Records from a data source:
-- Start --

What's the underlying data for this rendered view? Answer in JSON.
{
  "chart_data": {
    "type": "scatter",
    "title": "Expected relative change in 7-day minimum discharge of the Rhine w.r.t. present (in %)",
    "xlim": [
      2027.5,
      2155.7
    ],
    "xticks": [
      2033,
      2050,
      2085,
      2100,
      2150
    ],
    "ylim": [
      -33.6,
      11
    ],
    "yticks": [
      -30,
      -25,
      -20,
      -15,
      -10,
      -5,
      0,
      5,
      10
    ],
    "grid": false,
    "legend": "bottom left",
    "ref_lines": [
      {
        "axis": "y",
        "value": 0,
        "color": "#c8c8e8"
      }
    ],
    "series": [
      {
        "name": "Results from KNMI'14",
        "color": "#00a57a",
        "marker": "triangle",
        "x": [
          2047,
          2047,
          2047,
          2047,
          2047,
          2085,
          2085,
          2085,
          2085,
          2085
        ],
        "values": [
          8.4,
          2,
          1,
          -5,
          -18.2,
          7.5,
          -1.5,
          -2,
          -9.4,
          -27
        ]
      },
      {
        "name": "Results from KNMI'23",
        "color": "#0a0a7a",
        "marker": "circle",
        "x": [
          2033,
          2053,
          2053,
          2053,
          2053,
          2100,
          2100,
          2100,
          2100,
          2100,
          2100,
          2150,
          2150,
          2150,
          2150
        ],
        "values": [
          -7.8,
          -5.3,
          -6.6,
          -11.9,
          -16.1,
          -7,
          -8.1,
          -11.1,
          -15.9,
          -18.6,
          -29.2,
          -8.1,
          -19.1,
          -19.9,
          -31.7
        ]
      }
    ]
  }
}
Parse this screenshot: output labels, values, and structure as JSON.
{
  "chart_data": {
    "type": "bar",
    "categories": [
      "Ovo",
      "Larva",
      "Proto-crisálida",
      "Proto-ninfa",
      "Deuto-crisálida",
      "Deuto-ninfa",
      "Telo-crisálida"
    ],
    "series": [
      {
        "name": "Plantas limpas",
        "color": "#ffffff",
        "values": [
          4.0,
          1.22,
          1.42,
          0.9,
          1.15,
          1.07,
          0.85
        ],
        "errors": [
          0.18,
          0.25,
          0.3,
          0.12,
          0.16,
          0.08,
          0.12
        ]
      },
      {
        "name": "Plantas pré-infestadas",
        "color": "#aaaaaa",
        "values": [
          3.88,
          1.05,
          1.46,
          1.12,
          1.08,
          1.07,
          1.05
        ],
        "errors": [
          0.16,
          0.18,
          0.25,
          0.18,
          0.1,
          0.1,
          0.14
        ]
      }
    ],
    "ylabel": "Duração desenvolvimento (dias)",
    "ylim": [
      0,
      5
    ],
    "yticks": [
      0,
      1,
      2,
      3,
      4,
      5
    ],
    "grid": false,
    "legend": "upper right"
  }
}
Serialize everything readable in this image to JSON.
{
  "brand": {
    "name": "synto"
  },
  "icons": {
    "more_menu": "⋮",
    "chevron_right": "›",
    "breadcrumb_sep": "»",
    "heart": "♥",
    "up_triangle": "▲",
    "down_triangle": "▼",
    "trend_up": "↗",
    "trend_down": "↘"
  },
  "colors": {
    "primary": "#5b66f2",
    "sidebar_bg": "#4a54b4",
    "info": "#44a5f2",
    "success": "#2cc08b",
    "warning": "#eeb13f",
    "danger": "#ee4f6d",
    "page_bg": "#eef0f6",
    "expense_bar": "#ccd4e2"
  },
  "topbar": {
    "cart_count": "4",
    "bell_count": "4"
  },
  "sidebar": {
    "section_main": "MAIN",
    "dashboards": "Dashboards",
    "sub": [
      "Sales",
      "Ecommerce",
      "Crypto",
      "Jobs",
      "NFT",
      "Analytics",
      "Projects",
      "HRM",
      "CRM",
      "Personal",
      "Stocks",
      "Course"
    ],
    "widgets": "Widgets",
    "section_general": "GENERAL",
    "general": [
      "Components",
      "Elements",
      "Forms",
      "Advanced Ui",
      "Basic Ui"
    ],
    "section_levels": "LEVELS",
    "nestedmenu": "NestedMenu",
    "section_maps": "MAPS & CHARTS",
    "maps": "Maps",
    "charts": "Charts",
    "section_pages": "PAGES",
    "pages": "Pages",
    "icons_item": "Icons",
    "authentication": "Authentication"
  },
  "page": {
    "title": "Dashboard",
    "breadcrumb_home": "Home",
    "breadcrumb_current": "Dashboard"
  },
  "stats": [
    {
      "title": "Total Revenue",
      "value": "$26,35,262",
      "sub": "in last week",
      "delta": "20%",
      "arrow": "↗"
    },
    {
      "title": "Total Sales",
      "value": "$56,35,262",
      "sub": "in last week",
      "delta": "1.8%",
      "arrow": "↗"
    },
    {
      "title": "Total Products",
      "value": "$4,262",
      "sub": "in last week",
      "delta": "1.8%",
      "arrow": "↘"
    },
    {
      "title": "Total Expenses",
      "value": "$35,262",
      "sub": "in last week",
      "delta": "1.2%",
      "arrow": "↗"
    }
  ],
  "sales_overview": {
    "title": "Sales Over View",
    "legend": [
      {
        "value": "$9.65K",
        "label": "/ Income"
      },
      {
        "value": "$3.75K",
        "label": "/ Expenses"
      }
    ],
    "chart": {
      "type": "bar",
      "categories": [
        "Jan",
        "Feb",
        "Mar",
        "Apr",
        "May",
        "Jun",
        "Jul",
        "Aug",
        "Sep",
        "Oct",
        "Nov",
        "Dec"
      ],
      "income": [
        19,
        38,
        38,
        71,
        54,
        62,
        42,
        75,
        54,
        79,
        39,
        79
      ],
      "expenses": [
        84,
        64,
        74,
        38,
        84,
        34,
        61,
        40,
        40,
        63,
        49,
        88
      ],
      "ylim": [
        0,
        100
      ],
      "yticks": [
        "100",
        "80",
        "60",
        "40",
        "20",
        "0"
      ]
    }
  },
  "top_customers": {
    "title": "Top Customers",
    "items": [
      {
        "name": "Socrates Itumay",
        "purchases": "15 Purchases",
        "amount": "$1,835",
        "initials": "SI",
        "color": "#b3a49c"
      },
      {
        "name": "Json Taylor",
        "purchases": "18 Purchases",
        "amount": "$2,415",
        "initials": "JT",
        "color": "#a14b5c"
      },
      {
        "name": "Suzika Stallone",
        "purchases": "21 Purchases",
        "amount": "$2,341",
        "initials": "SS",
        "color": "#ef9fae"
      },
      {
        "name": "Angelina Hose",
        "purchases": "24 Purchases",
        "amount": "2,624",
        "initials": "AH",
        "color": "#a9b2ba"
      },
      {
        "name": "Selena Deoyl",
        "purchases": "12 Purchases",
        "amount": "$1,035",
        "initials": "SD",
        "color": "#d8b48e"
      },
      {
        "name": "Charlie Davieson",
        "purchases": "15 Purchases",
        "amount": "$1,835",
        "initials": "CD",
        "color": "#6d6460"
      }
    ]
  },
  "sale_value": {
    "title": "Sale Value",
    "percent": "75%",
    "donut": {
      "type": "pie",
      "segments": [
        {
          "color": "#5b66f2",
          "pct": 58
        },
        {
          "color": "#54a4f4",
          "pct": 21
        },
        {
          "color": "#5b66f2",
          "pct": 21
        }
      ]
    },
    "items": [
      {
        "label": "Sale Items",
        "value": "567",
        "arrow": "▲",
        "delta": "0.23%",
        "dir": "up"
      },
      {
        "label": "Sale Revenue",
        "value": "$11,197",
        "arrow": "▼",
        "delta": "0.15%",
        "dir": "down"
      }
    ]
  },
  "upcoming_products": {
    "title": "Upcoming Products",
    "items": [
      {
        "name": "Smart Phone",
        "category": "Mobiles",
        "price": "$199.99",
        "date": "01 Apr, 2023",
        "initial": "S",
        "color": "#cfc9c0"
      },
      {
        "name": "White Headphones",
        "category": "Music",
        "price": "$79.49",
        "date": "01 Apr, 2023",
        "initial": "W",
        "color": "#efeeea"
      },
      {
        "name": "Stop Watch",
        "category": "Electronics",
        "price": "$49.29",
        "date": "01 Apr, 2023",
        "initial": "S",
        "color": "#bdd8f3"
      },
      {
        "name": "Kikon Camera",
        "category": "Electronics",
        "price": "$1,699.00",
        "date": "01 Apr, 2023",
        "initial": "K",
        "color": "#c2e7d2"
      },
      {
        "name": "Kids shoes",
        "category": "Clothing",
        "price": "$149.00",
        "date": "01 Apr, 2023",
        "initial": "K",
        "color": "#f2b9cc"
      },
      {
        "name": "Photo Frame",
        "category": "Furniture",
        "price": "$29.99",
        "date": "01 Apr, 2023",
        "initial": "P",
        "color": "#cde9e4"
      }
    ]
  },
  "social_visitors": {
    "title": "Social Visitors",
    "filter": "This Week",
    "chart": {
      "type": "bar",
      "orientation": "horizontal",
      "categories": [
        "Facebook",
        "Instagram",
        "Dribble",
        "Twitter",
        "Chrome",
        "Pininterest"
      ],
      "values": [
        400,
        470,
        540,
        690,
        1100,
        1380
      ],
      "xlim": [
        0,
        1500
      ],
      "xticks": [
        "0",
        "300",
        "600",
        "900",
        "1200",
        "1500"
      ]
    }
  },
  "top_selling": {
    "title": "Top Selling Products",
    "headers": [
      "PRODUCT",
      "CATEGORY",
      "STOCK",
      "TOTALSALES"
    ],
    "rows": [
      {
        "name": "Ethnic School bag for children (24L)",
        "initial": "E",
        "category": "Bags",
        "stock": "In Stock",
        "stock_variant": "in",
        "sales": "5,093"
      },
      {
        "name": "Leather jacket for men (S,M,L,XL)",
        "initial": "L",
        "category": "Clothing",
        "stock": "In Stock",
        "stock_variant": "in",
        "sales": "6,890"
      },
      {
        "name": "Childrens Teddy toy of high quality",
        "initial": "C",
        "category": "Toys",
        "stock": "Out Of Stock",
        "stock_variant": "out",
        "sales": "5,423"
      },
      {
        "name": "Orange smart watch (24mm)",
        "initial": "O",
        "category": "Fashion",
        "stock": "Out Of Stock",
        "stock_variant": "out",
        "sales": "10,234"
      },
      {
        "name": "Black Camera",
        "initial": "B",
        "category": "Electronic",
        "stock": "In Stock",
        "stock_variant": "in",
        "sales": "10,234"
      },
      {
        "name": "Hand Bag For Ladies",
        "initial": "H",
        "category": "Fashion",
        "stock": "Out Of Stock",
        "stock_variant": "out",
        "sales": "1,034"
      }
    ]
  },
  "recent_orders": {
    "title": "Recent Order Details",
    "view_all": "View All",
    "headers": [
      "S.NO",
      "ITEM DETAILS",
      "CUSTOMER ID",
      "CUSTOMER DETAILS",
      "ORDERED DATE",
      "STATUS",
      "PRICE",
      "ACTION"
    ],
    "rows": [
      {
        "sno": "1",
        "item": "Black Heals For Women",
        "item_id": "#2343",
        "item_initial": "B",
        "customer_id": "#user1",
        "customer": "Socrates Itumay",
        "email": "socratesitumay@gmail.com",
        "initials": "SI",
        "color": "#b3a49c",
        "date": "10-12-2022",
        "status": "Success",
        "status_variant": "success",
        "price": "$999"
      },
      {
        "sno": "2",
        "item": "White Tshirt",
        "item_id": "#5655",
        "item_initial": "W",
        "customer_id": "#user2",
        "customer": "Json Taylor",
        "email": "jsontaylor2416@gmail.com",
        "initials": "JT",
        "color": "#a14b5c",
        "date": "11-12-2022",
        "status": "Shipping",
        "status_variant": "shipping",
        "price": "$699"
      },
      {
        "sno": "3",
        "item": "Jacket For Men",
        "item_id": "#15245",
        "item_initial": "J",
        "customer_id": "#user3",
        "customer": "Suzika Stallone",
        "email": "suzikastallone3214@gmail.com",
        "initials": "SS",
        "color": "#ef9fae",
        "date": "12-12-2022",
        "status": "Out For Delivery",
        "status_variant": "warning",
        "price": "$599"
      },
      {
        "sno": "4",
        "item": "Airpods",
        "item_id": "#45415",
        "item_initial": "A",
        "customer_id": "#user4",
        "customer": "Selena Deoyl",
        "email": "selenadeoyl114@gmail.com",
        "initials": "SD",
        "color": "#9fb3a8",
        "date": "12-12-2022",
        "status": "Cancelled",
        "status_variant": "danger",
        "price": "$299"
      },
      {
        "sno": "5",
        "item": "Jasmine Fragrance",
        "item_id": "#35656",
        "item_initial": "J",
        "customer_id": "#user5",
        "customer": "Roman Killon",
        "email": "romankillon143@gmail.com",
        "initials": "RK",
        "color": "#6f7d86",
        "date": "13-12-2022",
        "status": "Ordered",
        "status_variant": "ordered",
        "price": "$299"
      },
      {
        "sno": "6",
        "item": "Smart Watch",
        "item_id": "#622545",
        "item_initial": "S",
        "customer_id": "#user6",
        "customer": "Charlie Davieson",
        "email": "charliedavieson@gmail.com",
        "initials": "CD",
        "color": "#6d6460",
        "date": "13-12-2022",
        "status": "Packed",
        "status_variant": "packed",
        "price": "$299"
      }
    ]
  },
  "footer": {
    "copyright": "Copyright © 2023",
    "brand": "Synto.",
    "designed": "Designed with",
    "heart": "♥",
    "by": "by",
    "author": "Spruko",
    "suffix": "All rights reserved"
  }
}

-- End --

■ What to produce ■
Using the data above, copy each line that contains "White".

■ Answer for this exercise ■
        "name": "White Headphones",
        "item": "White Tshirt",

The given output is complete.